WHAT IS REQUIRED:
Every line holding the string "text" should be gathered.

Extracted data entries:

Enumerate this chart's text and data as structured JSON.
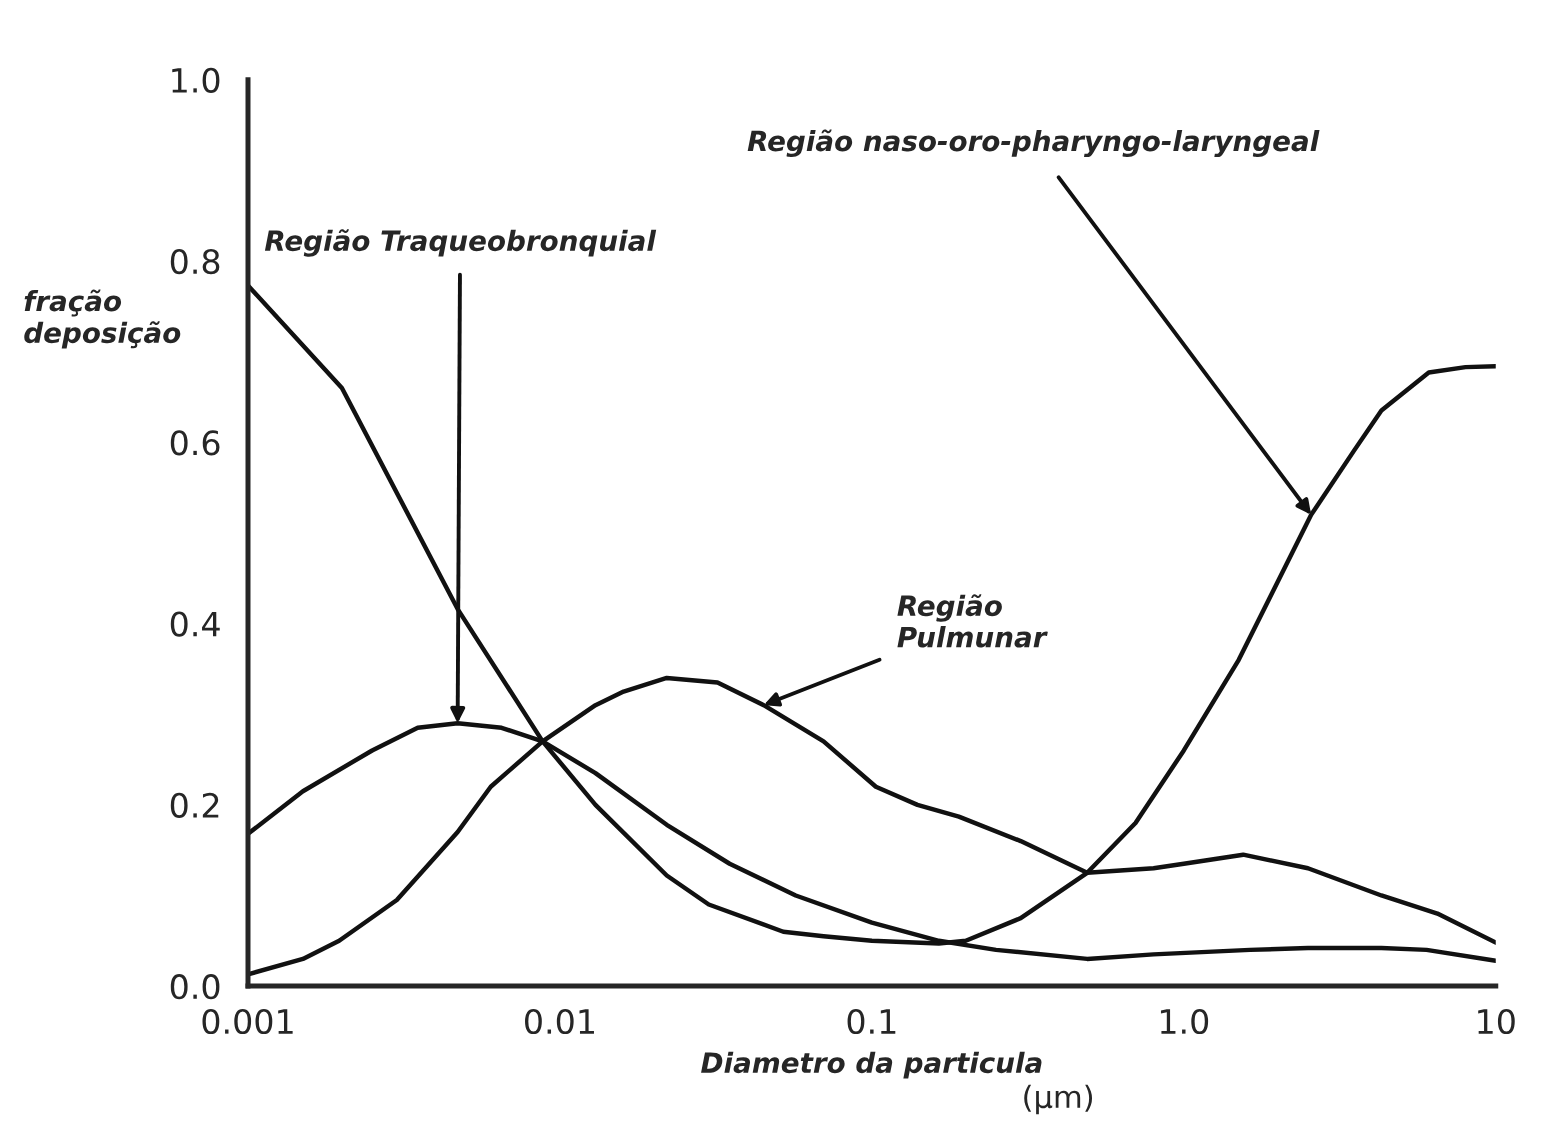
{
  "chart_data": {
    "type": "line",
    "xlabel": "Diametro da particula",
    "ylabel": "fração\ndeposição",
    "log": "x",
    "xlim": [
      0.001,
      10
    ],
    "ylim": [
      0,
      1
    ],
    "xticks": [
      0.001,
      0.01,
      0.1,
      {
        "value": 1,
        "label": "1.0"
      },
      10
    ],
    "yticks": [
      {
        "value": 0,
        "label": "0.0"
      },
      {
        "value": 0.2,
        "label": "0.2"
      },
      {
        "value": 0.4,
        "label": "0.4"
      },
      {
        "value": 0.6,
        "label": "0.6"
      },
      {
        "value": 0.8,
        "label": "0.8"
      },
      {
        "value": 1,
        "label": "1.0"
      }
    ],
    "grid": false,
    "legend": false,
    "marker": "none",
    "line_style": "solid",
    "series": [
      {
        "color": "#111111",
        "x": [
          0.001,
          0.002,
          0.0047,
          0.0088,
          0.013,
          0.022,
          0.03,
          0.052,
          0.07,
          0.1,
          0.164,
          0.2,
          0.3,
          0.49,
          0.7,
          1.0,
          1.5,
          2.56,
          3.5,
          4.3,
          6.1,
          8,
          10
        ],
        "values": [
          0.773,
          0.66,
          0.416,
          0.27,
          0.2,
          0.122,
          0.09,
          0.06,
          0.055,
          0.05,
          0.047,
          0.05,
          0.075,
          0.125,
          0.18,
          0.26,
          0.36,
          0.52,
          0.59,
          0.635,
          0.677,
          0.683,
          0.684
        ]
      },
      {
        "color": "#111111",
        "x": [
          0.001,
          0.0015,
          0.0025,
          0.0035,
          0.0047,
          0.0065,
          0.0088,
          0.013,
          0.022,
          0.035,
          0.057,
          0.1,
          0.164,
          0.25,
          0.49,
          0.8,
          1.63,
          2.5,
          4.3,
          6,
          10
        ],
        "values": [
          0.168,
          0.215,
          0.26,
          0.285,
          0.29,
          0.285,
          0.27,
          0.235,
          0.178,
          0.135,
          0.1,
          0.07,
          0.05,
          0.04,
          0.03,
          0.035,
          0.04,
          0.042,
          0.042,
          0.04,
          0.028
        ]
      },
      {
        "color": "#111111",
        "x": [
          0.001,
          0.0015,
          0.00196,
          0.003,
          0.0047,
          0.006,
          0.0088,
          0.013,
          0.016,
          0.022,
          0.032,
          0.045,
          0.07,
          0.103,
          0.14,
          0.19,
          0.3,
          0.49,
          0.8,
          1.0,
          1.55,
          2.5,
          4.3,
          6.5,
          10
        ],
        "values": [
          0.013,
          0.03,
          0.05,
          0.095,
          0.17,
          0.22,
          0.27,
          0.31,
          0.325,
          0.34,
          0.335,
          0.31,
          0.27,
          0.22,
          0.2,
          0.187,
          0.16,
          0.125,
          0.13,
          0.135,
          0.145,
          0.13,
          0.1,
          0.08,
          0.048
        ]
      }
    ],
    "annotations": [
      {
        "text": "Região naso-oro-pharyngo-laryngeal",
        "x": 2.56,
        "y": 0.52
      },
      {
        "text": "Região Traqueobronquial",
        "x": 0.0047,
        "y": 0.29
      },
      {
        "text": "Região\nPulmunar",
        "x": 0.045,
        "y": 0.31
      },
      "(µm)"
    ]
  }
}
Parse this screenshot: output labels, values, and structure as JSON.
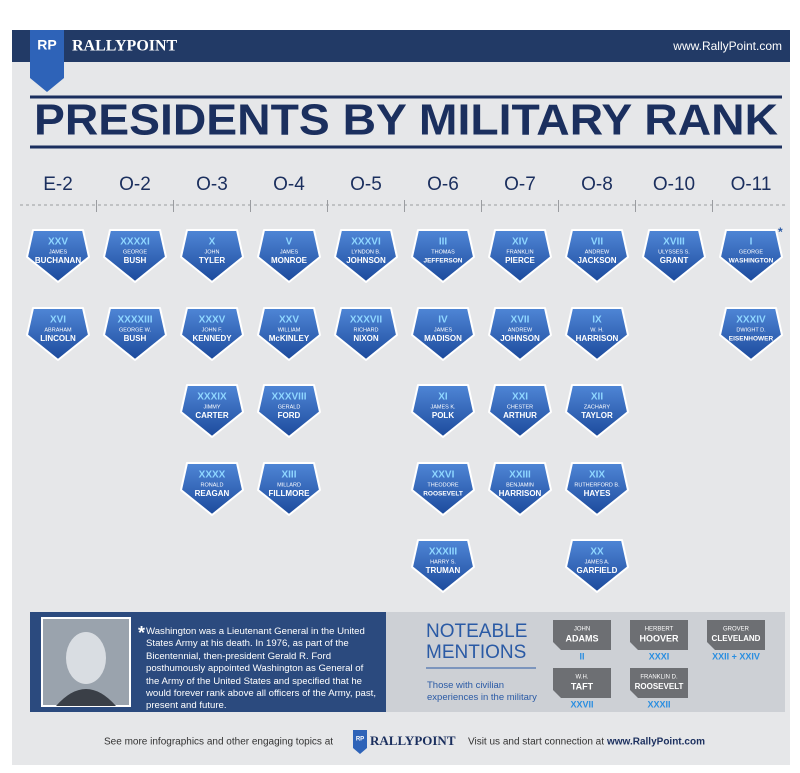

RESULT OF THIS EXERCISE:
Enumerate this chart's text and data as structured JSON.
        "text": "Região naso-oro-pharyngo-laryngeal",
        "text": "Região Traqueobronquial",
        "text": "Região\nPulmunar",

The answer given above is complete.